Given problem a: In the passage on the SAB 121 veto, how many House Democrats voted for the bill despite the White House's veto threat?

═══ Given passage

President Biden vetoes bill that would overturn SEC’s SAB 121. Last Friday night, Pres. Biden vetoed a bill, H.J.Res. 109, that would overturn Staff Accounting Bulletin 121 (“SAB 121”) from the Securities & Exchange Commission, a bill which passed both the House and Senate with bipartisan support. In the House, 21 Democrats defied the White House’s veto threat to join with Republicans, while 11 Democrats and 1 Independent joined Republicans in the Senate to pass the bill.

Writing to the House of Representatives, Biden called the effort “Republican-led” and argued that overturning SAB 121 “would inappropriately constrain the SEC’s ability set forth appropriate guardrails and future issues” and “risk undercutting the SEC’s broader authorities regarding accounting practices.” Biden continued by saying his “administration will not support measures that jeopardize the well-being of consumers and investors.”

Under SAB 121 publicly traded companies must account for digital assets held on behalf of clients on their corporate balance sheets. This has the effect of making custody clients of those companies unsecured creditors if the custodian goes bankrupt. Because many banks are publicly traded companies, and due to separate bank capital rules that require banks to hold cash 1:1 for crypto assets on their balance sheets, SAB 121 has had the effect of deterring any banks from custodying crypto assets on behalf of depositors.

The votes on SAB 121 were a major part of significant crypto-political drama over the last month. Former President Trump embraced crypto, telling an audience at Mar-a-Lago in May that “if you like crypto, you should vote Trump,” and later said at the Libertarian Party National Convention that he would “keep Elizabeth Warren and her goons away from your Bitcoin” and pledged to support the right to self-custody cryptoassets. A couple weeks later, the House voted to pass the Financial Innovation & Technology Act for the 21st Century (“FIT 21”), with 71 Democrats voting in favor. That same week, the SEC abruptly took a major step to approve spot-ETH ETPs after months of silence on the pending applications.

While most congressional Republicans and many congressional Democrats have been supportive of the crypto industry over the last few years, a loud and vocal group of influential Democrats have either spoken against or ignored it. These House and Senate votes, statements from the former president, and increasing political fundraising in key races had appeared to cause a shift in the White House’s political strategy from overt hostility to perhaps a more ambivalent strategy, if not outright support. President Biden’s veto stalls some of the momentum in that direction, though he said he was “eager to work with the Congress to ensure a comprehensive and balanced regulatory framework for digital assets” and his campaign has increased industry outreach.

══════
═══ Data extract

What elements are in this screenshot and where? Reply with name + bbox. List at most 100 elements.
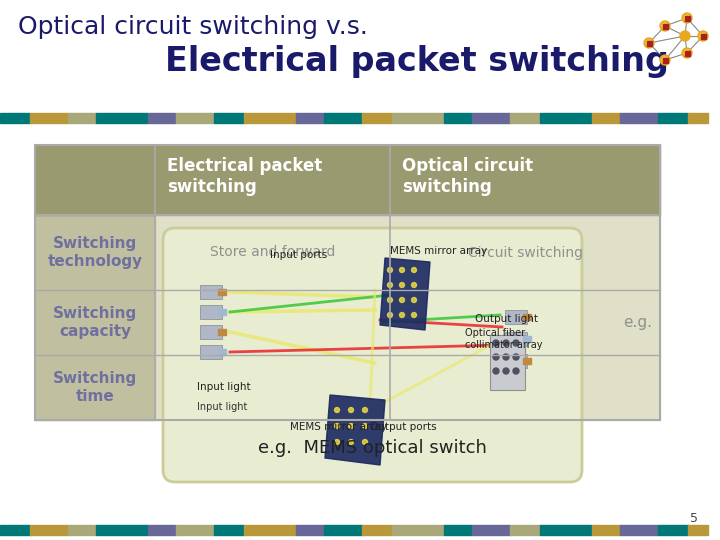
Bar (510, 113, 540, 123)
Bar (35, 145, 660, 215)
Circle shape (493, 354, 499, 360)
Bar (505, 354, 527, 368)
Text: MEMS mirror array: MEMS mirror array (290, 422, 387, 432)
Bar (35, 145, 660, 420)
Circle shape (662, 23, 668, 29)
Circle shape (682, 13, 692, 23)
Bar (148, 113, 176, 123)
Circle shape (644, 38, 654, 48)
Bar (444, 113, 472, 123)
Bar (592, 525, 620, 535)
Bar (176, 525, 214, 535)
Text: Optical fiber
collimator array: Optical fiber collimator array (465, 328, 542, 350)
Bar (30, 525, 68, 535)
Circle shape (503, 354, 509, 360)
Circle shape (335, 408, 340, 413)
Bar (200, 345, 222, 359)
Circle shape (662, 57, 668, 63)
Circle shape (400, 282, 405, 287)
Bar (148, 525, 176, 535)
Bar (658, 525, 688, 535)
Bar (523, 336, 531, 342)
Bar (35, 145, 155, 420)
Text: Input light: Input light (197, 402, 248, 412)
Circle shape (387, 313, 392, 318)
Circle shape (660, 21, 670, 31)
Text: MEMS mirror array: MEMS mirror array (390, 246, 487, 256)
Bar (0, 525, 30, 535)
Bar (96, 525, 148, 535)
Bar (523, 358, 531, 364)
Bar (0, 113, 30, 123)
Bar (35, 145, 155, 215)
Bar (647, 40, 652, 45)
Circle shape (493, 340, 499, 346)
Bar (244, 525, 296, 535)
Circle shape (400, 298, 405, 302)
Circle shape (684, 50, 690, 56)
Text: e.g.: e.g. (623, 315, 652, 330)
Bar (296, 525, 324, 535)
Bar (214, 525, 244, 535)
Bar (662, 57, 667, 63)
Text: Store and forward: Store and forward (210, 246, 336, 260)
Text: Optical circuit switching v.s.: Optical circuit switching v.s. (18, 15, 368, 39)
Bar (472, 525, 510, 535)
Circle shape (335, 423, 340, 429)
Bar (472, 113, 510, 123)
Circle shape (698, 31, 708, 41)
Bar (68, 113, 96, 123)
Circle shape (335, 440, 340, 444)
Circle shape (503, 340, 509, 346)
Bar (214, 113, 244, 123)
Circle shape (513, 368, 519, 374)
Bar (200, 285, 222, 299)
Polygon shape (380, 258, 430, 330)
Bar (218, 329, 226, 335)
Bar (505, 310, 527, 324)
Bar (362, 113, 392, 123)
Circle shape (513, 354, 519, 360)
Bar (444, 525, 472, 535)
Circle shape (362, 408, 367, 413)
Circle shape (412, 313, 416, 318)
Bar (96, 113, 148, 123)
Circle shape (700, 33, 706, 39)
Text: Output ports: Output ports (370, 422, 436, 432)
Circle shape (660, 55, 670, 65)
Text: Electrical packet
switching: Electrical packet switching (167, 157, 323, 196)
Bar (392, 113, 444, 123)
Circle shape (400, 267, 405, 273)
Bar (200, 325, 222, 339)
Circle shape (646, 40, 652, 46)
Text: Input ports: Input ports (270, 250, 328, 260)
Bar (200, 305, 222, 319)
Bar (540, 113, 592, 123)
Circle shape (387, 298, 392, 302)
Circle shape (684, 15, 690, 21)
Bar (510, 525, 540, 535)
Bar (218, 349, 226, 355)
Bar (620, 525, 658, 535)
Circle shape (362, 423, 367, 429)
Text: Switching
time: Switching time (53, 372, 137, 404)
Bar (701, 33, 706, 38)
Circle shape (348, 408, 354, 413)
Bar (35, 145, 660, 420)
Circle shape (387, 267, 392, 273)
Text: Switching
technology: Switching technology (48, 237, 143, 269)
Circle shape (680, 31, 690, 41)
Bar (490, 335, 525, 390)
Bar (244, 113, 296, 123)
Bar (688, 525, 708, 535)
Bar (176, 113, 214, 123)
Bar (362, 525, 392, 535)
Circle shape (493, 368, 499, 374)
Circle shape (412, 282, 416, 287)
Circle shape (387, 282, 392, 287)
Bar (523, 314, 531, 320)
Bar (324, 525, 362, 535)
Circle shape (682, 48, 692, 58)
Polygon shape (325, 395, 385, 465)
Bar (662, 24, 667, 29)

══════

Given problem b: Copy the entry lines verbatim, from the line containing "Bar (510, 113, 540, 123)" through the line containing "Circle shape (503, 340, 509, 346)", inclusive.

Exercise result a: 21

Exercise result b:
Bar (510, 113, 540, 123)
Bar (35, 145, 660, 215)
Circle shape (493, 354, 499, 360)
Bar (505, 354, 527, 368)
Text: MEMS mirror array: MEMS mirror array (290, 422, 387, 432)
Bar (35, 145, 660, 420)
Circle shape (662, 23, 668, 29)
Circle shape (682, 13, 692, 23)
Bar (148, 113, 176, 123)
Circle shape (644, 38, 654, 48)
Bar (444, 113, 472, 123)
Bar (592, 525, 620, 535)
Bar (176, 525, 214, 535)
Text: Optical fiber
collimator array: Optical fiber collimator array (465, 328, 542, 350)
Bar (30, 525, 68, 535)
Circle shape (503, 354, 509, 360)
Circle shape (335, 408, 340, 413)
Bar (200, 345, 222, 359)
Circle shape (662, 57, 668, 63)
Circle shape (400, 282, 405, 287)
Bar (148, 525, 176, 535)
Bar (658, 525, 688, 535)
Bar (523, 336, 531, 342)
Bar (35, 145, 155, 420)
Text: Input light: Input light (197, 402, 248, 412)
Circle shape (387, 313, 392, 318)
Circle shape (660, 21, 670, 31)
Text: MEMS mirror array: MEMS mirror array (390, 246, 487, 256)
Bar (0, 525, 30, 535)
Bar (96, 525, 148, 535)
Bar (523, 358, 531, 364)
Bar (0, 113, 30, 123)
Bar (35, 145, 155, 215)
Bar (647, 40, 652, 45)
Circle shape (493, 340, 499, 346)
Bar (244, 525, 296, 535)
Circle shape (400, 298, 405, 302)
Circle shape (684, 50, 690, 56)
Text: e.g.: e.g. (623, 315, 652, 330)
Bar (296, 525, 324, 535)
Bar (214, 525, 244, 535)
Bar (662, 57, 667, 63)
Text: Store and forward: Store and forward (210, 246, 336, 260)
Text: Optical circuit switching v.s.: Optical circuit switching v.s. (18, 15, 368, 39)
Bar (472, 525, 510, 535)
Circle shape (335, 423, 340, 429)
Bar (472, 113, 510, 123)
Circle shape (698, 31, 708, 41)
Bar (68, 113, 96, 123)
Circle shape (335, 440, 340, 444)
Circle shape (503, 340, 509, 346)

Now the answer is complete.